Il  s’est écrit tant d’articles de journaux, de revues, tant de thèses universitaires sur l’œuvre de Réjean Ducharme… Seulement quelques remarques, ici, sur L'Hiver de force1

La question qui ne m’a pas lâché jusqu’à la fin : pourquoi Ducharme a-t-il, pour ainsi dire, séparé son antihéros-narrateur en deux personnages distincts, André et Nicole Ferron, couple fusionnel, frère et sœur, jamais éloignés l'un de l'autre, ayant fait les mêmes études, partageant les mêmes opinions, le même tour d’esprit, les mêmes passe-temps, les mêmes refus, la même volonté nihiliste, le même amour absolu et sans issue possible de La Toune, agissant toujours de concert, suivant la même impulsion du moment, et qui vont évoluer de manière identique d’une relative marginalité jusqu’à l’hiver de force ! Autant le Montréal du tournant des années 1970 paraît réaliste, la société québécoise si vivante dans la pluralité des voix que Ducharme nous fait entendre, autant son couple demeure invraisemblable. Pourquoi ce choix ?

L’attrait  principal de cet incontournable de la littérature québécoise, c’est qu’il convie le lecteur à une véritable fête du langage, ou plutôt : des langages : celui des classes populaires, celui des milieux de la contre-culture, celui des militants politiques, mais aussi des dialogues de films, des extraits de l’encyclopédie Alpha, de La Flore laurentienne… Toute une époque qui reprend vie. Plaisir de retrouver de vieilles expressions, comme des portraits de famille : « c’est sharp, hein ? », (la soupe) « ça se sippe » (p. 42), « on carcule » (p. 73), « police pas de cuisses numéro trente-six » (p. 78)... Fête, aussi, de la créativité langagière, qui est ce à quoi l’écriture de Ducharme est le plus immédiatement associée, et qui est aussi bien un refus de la littérature : « Ki manchent da marde ! » (p. 52), « les deux Zantoutaipourtoux » (p. 54), « fonne noir » (p. 61), « le désassujettissement des troudkus comme nous » (p. 121), « [t]out le monde va voir des films strordinaires puis tout le monde revient stomaké » (p. 139)

....................

▶ SÉRIE DE TÂCHES:
a) Dans le texte sur L'Hiver de force, comment s'appellent le frère et la sœur qui forment le couple du roman ?
b) Selon le texte sur L'Hiver de force, qu'est-ce qui fait surtout l'attrait de ce roman ? Répondez en une à trois phrases.

....................

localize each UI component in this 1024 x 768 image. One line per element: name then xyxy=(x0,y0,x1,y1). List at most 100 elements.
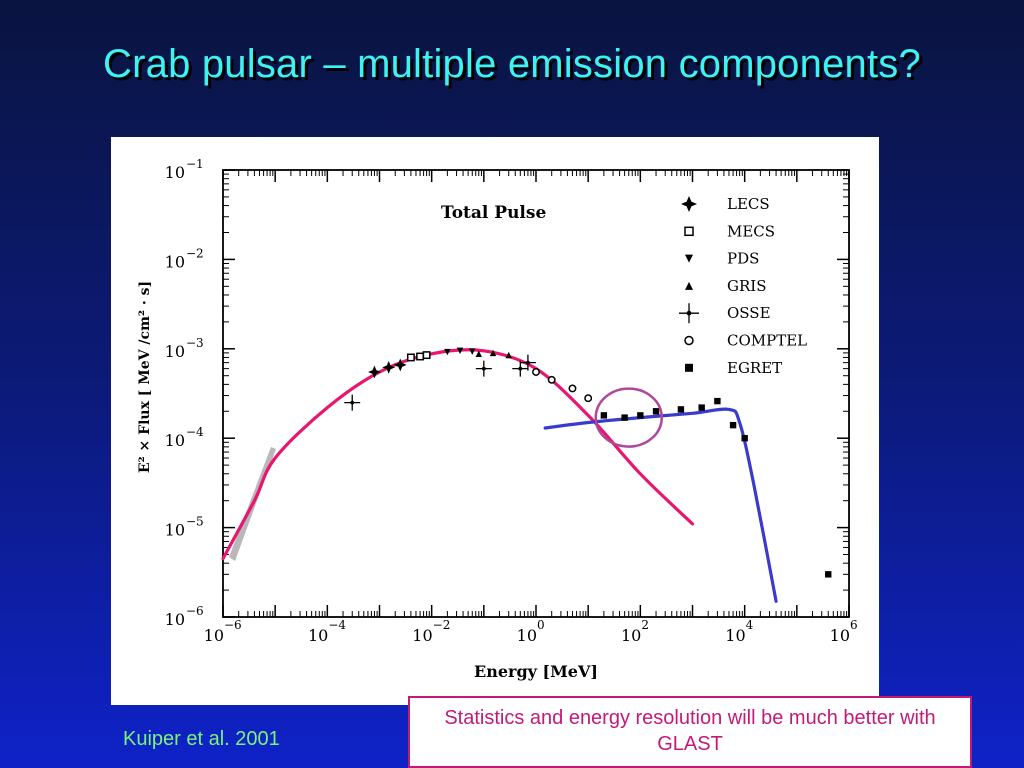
egret-data-point xyxy=(600,412,608,419)
y-tick-label: 10 −2 xyxy=(165,246,204,271)
lecs-marker-shape xyxy=(681,196,697,212)
y-tick-base: 10 xyxy=(165,252,185,271)
y-tick-exp: −6 xyxy=(186,604,204,618)
legend-entry-gris: GRIS xyxy=(685,277,766,295)
x-tick-exp: −6 xyxy=(224,618,242,632)
egret-marker-shape xyxy=(652,408,660,415)
x-axis-label: Energy [MeV] xyxy=(474,662,598,681)
osse-marker-dot xyxy=(525,360,530,365)
egret-marker-shape xyxy=(637,412,644,419)
mecs-data-point xyxy=(422,351,431,360)
x-tick-label: 100 xyxy=(517,618,545,645)
legend-label: OSSE xyxy=(727,304,771,322)
egret-data-point xyxy=(677,406,685,413)
y-tick-exp: −4 xyxy=(186,425,204,439)
legend-label: GRIS xyxy=(727,277,766,295)
mecs-data-point xyxy=(406,353,415,362)
y-tick-base: 10 xyxy=(165,163,185,182)
y-tick-exp: −5 xyxy=(186,515,204,529)
x-tick-label: 102 xyxy=(621,618,649,645)
egret-data-point xyxy=(652,408,660,415)
y-tick-base: 10 xyxy=(165,521,185,540)
gris-marker-shape xyxy=(489,349,497,357)
y-axis-label: E² × Flux [ MeV /cm² · s] xyxy=(137,281,153,473)
egret-marker-shape xyxy=(698,404,705,411)
egret-marker-shape xyxy=(600,412,608,419)
osse-marker-dot xyxy=(350,400,355,405)
model-curves xyxy=(221,348,778,603)
legend-entry-egret: EGRET xyxy=(685,359,782,377)
osse-marker-dot xyxy=(686,310,692,316)
lecs-marker-shape xyxy=(393,358,407,372)
mecs-marker-shape xyxy=(684,226,694,237)
mecs-marker-shape xyxy=(416,352,425,361)
legend-marker-pds xyxy=(685,254,693,263)
osse-marker-dot xyxy=(481,366,486,371)
legend-entry-mecs: MECS xyxy=(684,222,775,240)
legend-entry-osse: OSSE xyxy=(679,303,771,324)
gris-marker-shape xyxy=(685,281,693,290)
x-tick-base: 10 xyxy=(308,626,328,645)
osse-marker-dot xyxy=(518,366,523,371)
y-tick-label: 10 −4 xyxy=(165,425,204,450)
egret-marker-shape xyxy=(741,435,748,442)
lecs-data-point xyxy=(393,358,407,372)
mecs-data-point xyxy=(416,352,425,361)
pds-marker-shape xyxy=(456,347,464,354)
x-tick-exp: −4 xyxy=(328,618,346,632)
x-tick-base: 10 xyxy=(412,626,432,645)
legend-entry-lecs: LECS xyxy=(681,195,770,213)
blue-model-curve xyxy=(543,407,778,603)
x-tick-label: 10−6 xyxy=(204,618,242,645)
y-tick-label: 10 −6 xyxy=(165,604,204,629)
osse-data-point xyxy=(512,360,529,377)
slide-title: Crab pulsar – multiple emission componen… xyxy=(103,42,921,86)
y-tick-labels: 10−610−510−410−310−210−1 xyxy=(165,157,204,629)
legend-marker-osse xyxy=(679,303,699,324)
egret-marker-shape xyxy=(729,421,737,429)
lecs-data-point xyxy=(368,365,381,379)
figure-panel: 10 −6 10 −4 10 −2 10 0 10 2 10 4 10 6 10 −6 10 −5 10 −4 10−… xyxy=(111,137,879,705)
legend-entry-comptel: COMPTEL xyxy=(684,332,807,350)
lecs-marker-shape xyxy=(368,365,381,379)
comptel-marker-shape xyxy=(684,335,694,346)
x-tick-base: 10 xyxy=(725,626,745,645)
legend-label: MECS xyxy=(727,222,775,240)
x-tick-exp: −2 xyxy=(433,618,451,632)
legend-label: EGRET xyxy=(727,359,782,377)
y-tick-exp: −2 xyxy=(186,246,204,260)
osse-data-point xyxy=(344,394,361,411)
pds-marker-shape xyxy=(444,348,451,356)
pink-model-curve xyxy=(221,348,695,561)
y-tick-label: 10 −1 xyxy=(165,157,204,182)
x-tick-label: 10−4 xyxy=(308,618,346,645)
y-tick-base: 10 xyxy=(165,431,185,450)
x-tick-exp: 4 xyxy=(746,618,754,632)
lecs-marker-shape xyxy=(382,360,396,374)
egret-data-point xyxy=(621,414,628,421)
egret-marker-shape xyxy=(825,571,832,578)
x-tick-exp: 6 xyxy=(850,618,858,632)
x-tick-label: 106 xyxy=(830,618,858,645)
egret-marker-shape xyxy=(685,363,693,372)
lecs-data-point xyxy=(382,360,396,374)
mecs-marker-shape xyxy=(406,353,415,362)
legend-marker-lecs xyxy=(681,196,697,212)
x-tick-label: 10−2 xyxy=(412,618,450,645)
minor-ticks xyxy=(223,170,849,617)
egret-data-point xyxy=(714,397,721,405)
y-tick-base: 10 xyxy=(165,610,185,629)
x-tick-exp: 2 xyxy=(641,618,649,632)
pds-data-point xyxy=(469,348,476,355)
pds-data-point xyxy=(456,347,464,354)
comptel-data-point xyxy=(568,384,577,393)
legend-marker-gris xyxy=(685,281,693,290)
comptel-marker-shape xyxy=(547,375,556,384)
gris-data-point xyxy=(489,349,497,357)
comptel-marker-shape xyxy=(584,394,593,403)
egret-marker-shape xyxy=(677,406,685,413)
y-tick-exp: −3 xyxy=(186,336,204,350)
x-tick-label: 104 xyxy=(725,618,753,645)
x-tick-base: 10 xyxy=(621,626,641,645)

....................

▶ RÉSULTATS ATTENDUS:
a) André et Nicole Ferron.

b) Le roman invite le lecteur à une vraie fête des langages : celui des classes populaires, de la contre-culture et des militants politiques, mais aussi des dialogues de films et des extraits de l'encyclopédie Alpha ou de La Flore laurentienne. Toute une époque y reprend vie.